### WHAT TO DO
Reproduce all of the data that follows, character for character.

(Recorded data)
## START
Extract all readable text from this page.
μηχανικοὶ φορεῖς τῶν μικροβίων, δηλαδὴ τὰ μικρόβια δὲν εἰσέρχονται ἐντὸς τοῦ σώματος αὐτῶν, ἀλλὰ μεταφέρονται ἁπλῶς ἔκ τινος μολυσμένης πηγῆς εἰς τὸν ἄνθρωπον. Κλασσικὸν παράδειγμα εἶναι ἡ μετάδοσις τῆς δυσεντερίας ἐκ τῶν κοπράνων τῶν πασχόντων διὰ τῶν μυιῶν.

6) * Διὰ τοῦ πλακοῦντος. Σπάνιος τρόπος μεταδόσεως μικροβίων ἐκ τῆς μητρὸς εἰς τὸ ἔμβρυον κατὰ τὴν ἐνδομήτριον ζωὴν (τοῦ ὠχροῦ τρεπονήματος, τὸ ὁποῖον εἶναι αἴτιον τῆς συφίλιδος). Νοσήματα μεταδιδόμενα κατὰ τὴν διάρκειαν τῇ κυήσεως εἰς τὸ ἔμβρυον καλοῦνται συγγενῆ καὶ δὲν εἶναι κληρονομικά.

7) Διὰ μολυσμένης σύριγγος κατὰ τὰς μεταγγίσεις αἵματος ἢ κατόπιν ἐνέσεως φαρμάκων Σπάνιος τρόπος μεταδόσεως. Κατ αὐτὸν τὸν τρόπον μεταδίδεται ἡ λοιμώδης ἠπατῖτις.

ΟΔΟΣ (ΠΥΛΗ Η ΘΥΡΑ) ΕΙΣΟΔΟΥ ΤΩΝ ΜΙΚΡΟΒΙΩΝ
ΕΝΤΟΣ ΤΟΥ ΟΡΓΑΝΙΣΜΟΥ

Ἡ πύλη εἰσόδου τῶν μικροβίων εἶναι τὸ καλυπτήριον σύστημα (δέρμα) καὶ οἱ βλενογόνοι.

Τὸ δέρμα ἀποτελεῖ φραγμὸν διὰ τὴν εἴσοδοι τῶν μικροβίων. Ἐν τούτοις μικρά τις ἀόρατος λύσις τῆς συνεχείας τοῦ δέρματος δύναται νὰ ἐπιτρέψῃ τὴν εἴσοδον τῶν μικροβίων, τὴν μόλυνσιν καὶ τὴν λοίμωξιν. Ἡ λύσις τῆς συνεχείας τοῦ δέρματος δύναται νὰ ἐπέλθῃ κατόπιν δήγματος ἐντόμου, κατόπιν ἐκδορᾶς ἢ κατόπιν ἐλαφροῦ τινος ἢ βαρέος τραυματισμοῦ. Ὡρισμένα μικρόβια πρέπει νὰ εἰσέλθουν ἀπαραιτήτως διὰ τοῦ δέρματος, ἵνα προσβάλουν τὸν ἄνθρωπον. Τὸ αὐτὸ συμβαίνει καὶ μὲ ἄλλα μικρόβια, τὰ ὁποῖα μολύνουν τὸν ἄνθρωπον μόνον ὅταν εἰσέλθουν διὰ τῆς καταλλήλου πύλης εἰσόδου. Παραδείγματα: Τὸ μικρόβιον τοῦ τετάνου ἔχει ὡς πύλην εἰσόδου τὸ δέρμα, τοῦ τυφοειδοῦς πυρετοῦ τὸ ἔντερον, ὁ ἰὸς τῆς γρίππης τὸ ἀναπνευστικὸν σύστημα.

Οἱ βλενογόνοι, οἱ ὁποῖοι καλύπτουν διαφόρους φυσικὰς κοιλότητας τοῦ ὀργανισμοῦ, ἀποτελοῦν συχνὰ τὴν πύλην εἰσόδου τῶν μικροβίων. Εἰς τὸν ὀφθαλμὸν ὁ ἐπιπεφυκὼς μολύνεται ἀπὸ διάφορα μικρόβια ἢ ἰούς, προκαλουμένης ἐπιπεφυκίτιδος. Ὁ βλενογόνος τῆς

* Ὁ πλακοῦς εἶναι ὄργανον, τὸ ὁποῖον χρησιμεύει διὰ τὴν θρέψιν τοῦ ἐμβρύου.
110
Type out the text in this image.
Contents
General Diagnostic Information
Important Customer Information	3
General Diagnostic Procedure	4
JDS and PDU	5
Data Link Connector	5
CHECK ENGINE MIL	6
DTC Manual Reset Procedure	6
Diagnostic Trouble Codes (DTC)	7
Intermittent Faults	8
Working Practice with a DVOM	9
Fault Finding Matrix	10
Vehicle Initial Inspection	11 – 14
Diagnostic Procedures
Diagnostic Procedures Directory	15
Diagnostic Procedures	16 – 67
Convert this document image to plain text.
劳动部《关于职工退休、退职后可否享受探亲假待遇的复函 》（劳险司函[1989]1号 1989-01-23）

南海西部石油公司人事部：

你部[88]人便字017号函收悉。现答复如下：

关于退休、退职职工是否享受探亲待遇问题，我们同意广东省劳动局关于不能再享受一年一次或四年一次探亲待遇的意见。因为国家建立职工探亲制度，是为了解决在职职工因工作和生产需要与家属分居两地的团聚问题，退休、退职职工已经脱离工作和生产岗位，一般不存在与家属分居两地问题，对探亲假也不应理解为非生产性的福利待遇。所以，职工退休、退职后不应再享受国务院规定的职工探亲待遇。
## END
### ANSWER BELOW
Extract all readable text from this page.
μηχανικοὶ φορεῖς τῶν μικροβίων, δηλαδὴ τὰ μικρόβια δὲν εἰσέρχονται ἐντὸς τοῦ σώματος αὐτῶν, ἀλλὰ μεταφέρονται ἁπλῶς ἔκ τινος μολυσμένης πηγῆς εἰς τὸν ἄνθρωπον. Κλασσικὸν παράδειγμα εἶναι ἡ μετάδοσις τῆς δυσεντερίας ἐκ τῶν κοπράνων τῶν πασχόντων διὰ τῶν μυιῶν.

6) * Διὰ τοῦ πλακοῦντος. Σπάνιος τρόπος μεταδόσεως μικροβίων ἐκ τῆς μητρὸς εἰς τὸ ἔμβρυον κατὰ τὴν ἐνδομήτριον ζωὴν (τοῦ ὠχροῦ τρεπονήματος, τὸ ὁποῖον εἶναι αἴτιον τῆς συφίλιδος). Νοσήματα μεταδιδόμενα κατὰ τὴν διάρκειαν τῇ κυήσεως εἰς τὸ ἔμβρυον καλοῦνται συγγενῆ καὶ δὲν εἶναι κληρονομικά.

7) Διὰ μολυσμένης σύριγγος κατὰ τὰς μεταγγίσεις αἵματος ἢ κατόπιν ἐνέσεως φαρμάκων Σπάνιος τρόπος μεταδόσεως. Κατ αὐτὸν τὸν τρόπον μεταδίδεται ἡ λοιμώδης ἠπατῖτις.

ΟΔΟΣ (ΠΥΛΗ Η ΘΥΡΑ) ΕΙΣΟΔΟΥ ΤΩΝ ΜΙΚΡΟΒΙΩΝ
ΕΝΤΟΣ ΤΟΥ ΟΡΓΑΝΙΣΜΟΥ

Ἡ πύλη εἰσόδου τῶν μικροβίων εἶναι τὸ καλυπτήριον σύστημα (δέρμα) καὶ οἱ βλενογόνοι.

Τὸ δέρμα ἀποτελεῖ φραγμὸν διὰ τὴν εἴσοδοι τῶν μικροβίων. Ἐν τούτοις μικρά τις ἀόρατος λύσις τῆς συνεχείας τοῦ δέρματος δύναται νὰ ἐπιτρέψῃ τὴν εἴσοδον τῶν μικροβίων, τὴν μόλυνσιν καὶ τὴν λοίμωξιν. Ἡ λύσις τῆς συνεχείας τοῦ δέρματος δύναται νὰ ἐπέλθῃ κατόπιν δήγματος ἐντόμου, κατόπιν ἐκδορᾶς ἢ κατόπιν ἐλαφροῦ τινος ἢ βαρέος τραυματισμοῦ. Ὡρισμένα μικρόβια πρέπει νὰ εἰσέλθουν ἀπαραιτήτως διὰ τοῦ δέρματος, ἵνα προσβάλουν τὸν ἄνθρωπον. Τὸ αὐτὸ συμβαίνει καὶ μὲ ἄλλα μικρόβια, τὰ ὁποῖα μολύνουν τὸν ἄνθρωπον μόνον ὅταν εἰσέλθουν διὰ τῆς καταλλήλου πύλης εἰσόδου. Παραδείγματα: Τὸ μικρόβιον τοῦ τετάνου ἔχει ὡς πύλην εἰσόδου τὸ δέρμα, τοῦ τυφοειδοῦς πυρετοῦ τὸ ἔντερον, ὁ ἰὸς τῆς γρίππης τὸ ἀναπνευστικὸν σύστημα.

Οἱ βλενογόνοι, οἱ ὁποῖοι καλύπτουν διαφόρους φυσικὰς κοιλότητας τοῦ ὀργανισμοῦ, ἀποτελοῦν συχνὰ τὴν πύλην εἰσόδου τῶν μικροβίων. Εἰς τὸν ὀφθαλμὸν ὁ ἐπιπεφυκὼς μολύνεται ἀπὸ διάφορα μικρόβια ἢ ἰούς, προκαλουμένης ἐπιπεφυκίτιδος. Ὁ βλενογόνος τῆς

* Ὁ πλακοῦς εἶναι ὄργανον, τὸ ὁποῖον χρησιμεύει διὰ τὴν θρέψιν τοῦ ἐμβρύου.
110
Type out the text in this image.
Contents
General Diagnostic Information
Important Customer Information	3
General Diagnostic Procedure	4
JDS and PDU	5
Data Link Connector	5
CHECK ENGINE MIL	6
DTC Manual Reset Procedure	6
Diagnostic Trouble Codes (DTC)	7
Intermittent Faults	8
Working Practice with a DVOM	9
Fault Finding Matrix	10
Vehicle Initial Inspection	11 – 14
Diagnostic Procedures
Diagnostic Procedures Directory	15
Diagnostic Procedures	16 – 67
Convert this document image to plain text.
劳动部《关于职工退休、退职后可否享受探亲假待遇的复函 》（劳险司函[1989]1号 1989-01-23）

南海西部石油公司人事部：

你部[88]人便字017号函收悉。现答复如下：

关于退休、退职职工是否享受探亲待遇问题，我们同意广东省劳动局关于不能再享受一年一次或四年一次探亲待遇的意见。因为国家建立职工探亲制度，是为了解决在职职工因工作和生产需要与家属分居两地的团聚问题，退休、退职职工已经脱离工作和生产岗位，一般不存在与家属分居两地问题，对探亲假也不应理解为非生产性的福利待遇。所以，职工退休、退职后不应再享受国务院规定的职工探亲待遇。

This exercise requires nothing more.